- _Work instructions_
Set down every entry word for word. Omit the pictures.

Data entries
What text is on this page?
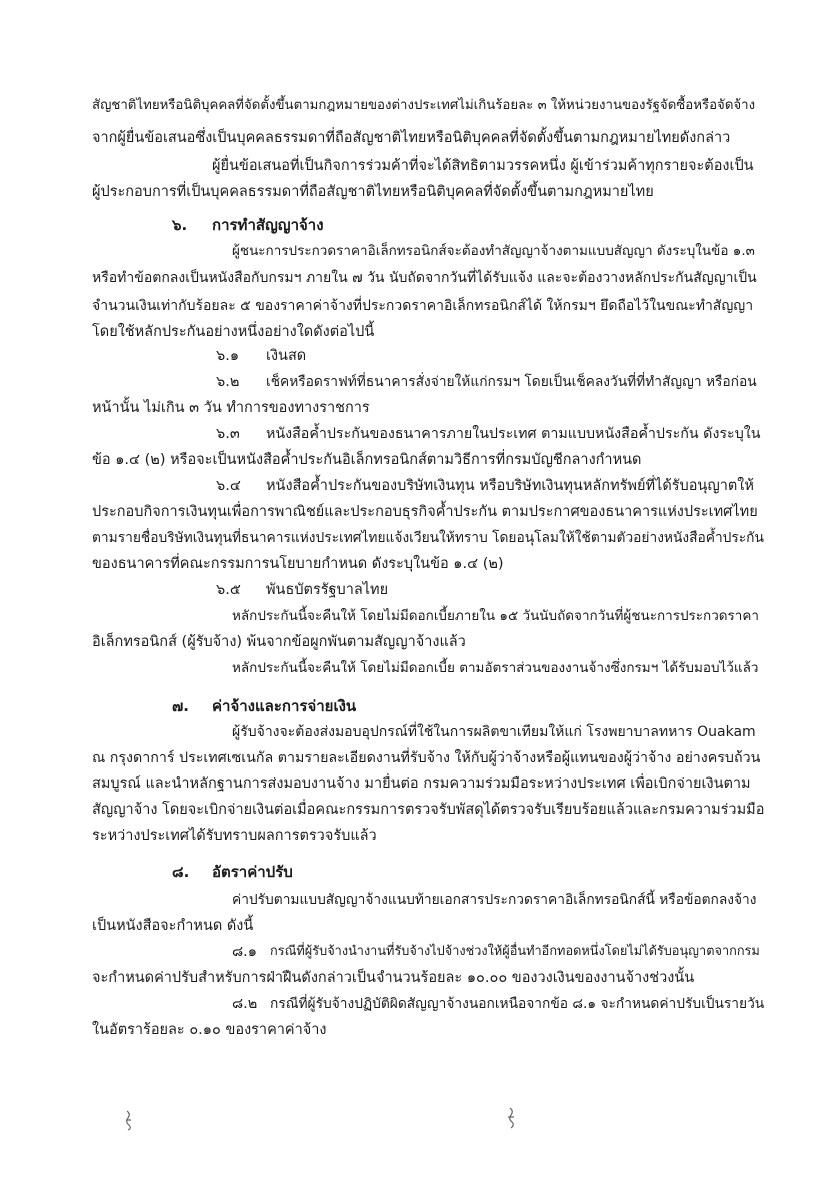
สัญชาติไทยหรือนิติบุคคลที่จัดตั้งขึ้นตามกฎหมายของต่างประเทศไม่เกินร้อยละ ๓ ให้หน่วยงานของรัฐจัดซื้อหรือจัดจ้าง

จากผู้ยื่นข้อเสนอซึ่งเป็นบุคคลธรรมดาที่ถือสัญชาติไทยหรือนิติบุคคลที่จัดตั้งขึ้นตามกฎหมายไทยดังกล่าว

ผู้ยื่นข้อเสนอที่เป็นกิจการร่วมค้าที่จะได้สิทธิตามวรรคหนึ่ง ผู้เข้าร่วมค้าทุกรายจะต้องเป็น

ผู้ประกอบการที่เป็นบุคคลธรรมดาที่ถือสัญชาติไทยหรือนิติบุคคลที่จัดตั้งขึ้นตามกฎหมายไทย

๖. การทำสัญญาจ้าง

ผู้ชนะการประกวดราคาอิเล็กทรอนิกส์จะต้องทำสัญญาจ้างตามแบบสัญญา ดังระบุในข้อ ๑.๓

หรือทำข้อตกลงเป็นหนังสือกับกรมฯ ภายใน ๗ วัน นับถัดจากวันที่ได้รับแจ้ง และจะต้องวางหลักประกันสัญญาเป็น

จำนวนเงินเท่ากับร้อยละ ๕ ของราคาค่าจ้างที่ประกวดราคาอิเล็กทรอนิกส์ได้ ให้กรมฯ ยึดถือไว้ในขณะทำสัญญา

โดยใช้หลักประกันอย่างหนึ่งอย่างใดดังต่อไปนี้

๖.๑ เงินสด
๖.๒ เช็คหรือดราฟท์ที่ธนาคารสั่งจ่ายให้แก่กรมฯ โดยเป็นเช็คลงวันที่ที่ทำสัญญา หรือก่อน

หน้านั้น ไม่เกิน ๓ วัน ทำการของทางราชการ

๖.๓ หนังสือค้ำประกันของธนาคารภายในประเทศ ตามแบบหนังสือค้ำประกัน ดังระบุใน

ข้อ ๑.๔ (๒) หรือจะเป็นหนังสือค้ำประกันอิเล็กทรอนิกส์ตามวิธีการที่กรมบัญชีกลางกำหนด

๖.๔ หนังสือค้ำประกันของบริษัทเงินทุน หรือบริษัทเงินทุนหลักทรัพย์ที่ได้รับอนุญาตให้

ประกอบกิจการเงินทุนเพื่อการพาณิชย์และประกอบธุรกิจค้ำประกัน ตามประกาศของธนาคารแห่งประเทศไทย

ตามรายชื่อบริษัทเงินทุนที่ธนาคารแห่งประเทศไทยแจ้งเวียนให้ทราบ โดยอนุโลมให้ใช้ตามตัวอย่างหนังสือค้ำประกัน

ของธนาคารที่คณะกรรมการนโยบายกำหนด ดังระบุในข้อ ๑.๔ (๒)

๖.๕ พันธบัตรรัฐบาลไทย

หลักประกันนี้จะคืนให้ โดยไม่มีดอกเบี้ยภายใน ๑๕ วันนับถัดจากวันที่ผู้ชนะการประกวดราคา

อิเล็กทรอนิกส์ (ผู้รับจ้าง) พ้นจากข้อผูกพันตามสัญญาจ้างแล้ว

หลักประกันนี้จะคืนให้ โดยไม่มีดอกเบี้ย ตามอัตราส่วนของงานจ้างซึ่งกรมฯ ได้รับมอบไว้แล้ว

๗. ค่าจ้างและการจ่ายเงิน

ผู้รับจ้างจะต้องส่งมอบอุปกรณ์ที่ใช้ในการผลิตขาเทียมให้แก่ โรงพยาบาลทหาร Ouakam

ณ กรุงดาการ์ ประเทศเซเนกัล ตามรายละเอียดงานที่รับจ้าง ให้กับผู้ว่าจ้างหรือผู้แทนของผู้ว่าจ้าง อย่างครบถ้วน

สมบูรณ์ และนำหลักฐานการส่งมอบงานจ้าง มายื่นต่อ กรมความร่วมมือระหว่างประเทศ เพื่อเบิกจ่ายเงินตาม

สัญญาจ้าง โดยจะเบิกจ่ายเงินต่อเมื่อคณะกรรมการตรวจรับพัสดุได้ตรวจรับเรียบร้อยแล้วและกรมความร่วมมือ

ระหว่างประเทศได้รับทราบผลการตรวจรับแล้ว

๘. อัตราค่าปรับ

ค่าปรับตามแบบสัญญาจ้างแนบท้ายเอกสารประกวดราคาอิเล็กทรอนิกส์นี้ หรือข้อตกลงจ้าง

เป็นหนังสือจะกำหนด ดังนี้

๘.๑ กรณีที่ผู้รับจ้างนำงานที่รับจ้างไปจ้างช่วงให้ผู้อื่นทำอีกทอดหนึ่งโดยไม่ได้รับอนุญาตจากกรม

จะกำหนดค่าปรับสำหรับการฝ่าฝืนดังกล่าวเป็นจำนวนร้อยละ ๑๐.๐๐ ของวงเงินของงานจ้างช่วงนั้น

๘.๒ กรณีที่ผู้รับจ้างปฏิบัติผิดสัญญาจ้างนอกเหนือจากข้อ ๘.๑ จะกำหนดค่าปรับเป็นรายวัน

ในอัตราร้อยละ ๐.๑๐ ของราคาค่าจ้าง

- _Answer to the exercise_
What text is on this page?
สัญชาติไทยหรือนิติบุคคลที่จัดตั้งขึ้นตามกฎหมายของต่างประเทศไม่เกินร้อยละ ๓ ให้หน่วยงานของรัฐจัดซื้อหรือจัดจ้าง

จากผู้ยื่นข้อเสนอซึ่งเป็นบุคคลธรรมดาที่ถือสัญชาติไทยหรือนิติบุคคลที่จัดตั้งขึ้นตามกฎหมายไทยดังกล่าว

ผู้ยื่นข้อเสนอที่เป็นกิจการร่วมค้าที่จะได้สิทธิตามวรรคหนึ่ง ผู้เข้าร่วมค้าทุกรายจะต้องเป็น

ผู้ประกอบการที่เป็นบุคคลธรรมดาที่ถือสัญชาติไทยหรือนิติบุคคลที่จัดตั้งขึ้นตามกฎหมายไทย

๖. การทำสัญญาจ้าง

ผู้ชนะการประกวดราคาอิเล็กทรอนิกส์จะต้องทำสัญญาจ้างตามแบบสัญญา ดังระบุในข้อ ๑.๓

หรือทำข้อตกลงเป็นหนังสือกับกรมฯ ภายใน ๗ วัน นับถัดจากวันที่ได้รับแจ้ง และจะต้องวางหลักประกันสัญญาเป็น

จำนวนเงินเท่ากับร้อยละ ๕ ของราคาค่าจ้างที่ประกวดราคาอิเล็กทรอนิกส์ได้ ให้กรมฯ ยึดถือไว้ในขณะทำสัญญา

โดยใช้หลักประกันอย่างหนึ่งอย่างใดดังต่อไปนี้

๖.๑ เงินสด
๖.๒ เช็คหรือดราฟท์ที่ธนาคารสั่งจ่ายให้แก่กรมฯ โดยเป็นเช็คลงวันที่ที่ทำสัญญา หรือก่อน

หน้านั้น ไม่เกิน ๓ วัน ทำการของทางราชการ

๖.๓ หนังสือค้ำประกันของธนาคารภายในประเทศ ตามแบบหนังสือค้ำประกัน ดังระบุใน

ข้อ ๑.๔ (๒) หรือจะเป็นหนังสือค้ำประกันอิเล็กทรอนิกส์ตามวิธีการที่กรมบัญชีกลางกำหนด

๖.๔ หนังสือค้ำประกันของบริษัทเงินทุน หรือบริษัทเงินทุนหลักทรัพย์ที่ได้รับอนุญาตให้

ประกอบกิจการเงินทุนเพื่อการพาณิชย์และประกอบธุรกิจค้ำประกัน ตามประกาศของธนาคารแห่งประเทศไทย

ตามรายชื่อบริษัทเงินทุนที่ธนาคารแห่งประเทศไทยแจ้งเวียนให้ทราบ โดยอนุโลมให้ใช้ตามตัวอย่างหนังสือค้ำประกัน

ของธนาคารที่คณะกรรมการนโยบายกำหนด ดังระบุในข้อ ๑.๔ (๒)

๖.๕ พันธบัตรรัฐบาลไทย

หลักประกันนี้จะคืนให้ โดยไม่มีดอกเบี้ยภายใน ๑๕ วันนับถัดจากวันที่ผู้ชนะการประกวดราคา

อิเล็กทรอนิกส์ (ผู้รับจ้าง) พ้นจากข้อผูกพันตามสัญญาจ้างแล้ว

หลักประกันนี้จะคืนให้ โดยไม่มีดอกเบี้ย ตามอัตราส่วนของงานจ้างซึ่งกรมฯ ได้รับมอบไว้แล้ว

๗. ค่าจ้างและการจ่ายเงิน

ผู้รับจ้างจะต้องส่งมอบอุปกรณ์ที่ใช้ในการผลิตขาเทียมให้แก่ โรงพยาบาลทหาร Ouakam

ณ กรุงดาการ์ ประเทศเซเนกัล ตามรายละเอียดงานที่รับจ้าง ให้กับผู้ว่าจ้างหรือผู้แทนของผู้ว่าจ้าง อย่างครบถ้วน

สมบูรณ์ และนำหลักฐานการส่งมอบงานจ้าง มายื่นต่อ กรมความร่วมมือระหว่างประเทศ เพื่อเบิกจ่ายเงินตาม

สัญญาจ้าง โดยจะเบิกจ่ายเงินต่อเมื่อคณะกรรมการตรวจรับพัสดุได้ตรวจรับเรียบร้อยแล้วและกรมความร่วมมือ

ระหว่างประเทศได้รับทราบผลการตรวจรับแล้ว

๘. อัตราค่าปรับ

ค่าปรับตามแบบสัญญาจ้างแนบท้ายเอกสารประกวดราคาอิเล็กทรอนิกส์นี้ หรือข้อตกลงจ้าง

เป็นหนังสือจะกำหนด ดังนี้

๘.๑ กรณีที่ผู้รับจ้างนำงานที่รับจ้างไปจ้างช่วงให้ผู้อื่นทำอีกทอดหนึ่งโดยไม่ได้รับอนุญาตจากกรม

จะกำหนดค่าปรับสำหรับการฝ่าฝืนดังกล่าวเป็นจำนวนร้อยละ ๑๐.๐๐ ของวงเงินของงานจ้างช่วงนั้น

๘.๒ กรณีที่ผู้รับจ้างปฏิบัติผิดสัญญาจ้างนอกเหนือจากข้อ ๘.๑ จะกำหนดค่าปรับเป็นรายวัน

ในอัตราร้อยละ ๐.๑๐ ของราคาค่าจ้าง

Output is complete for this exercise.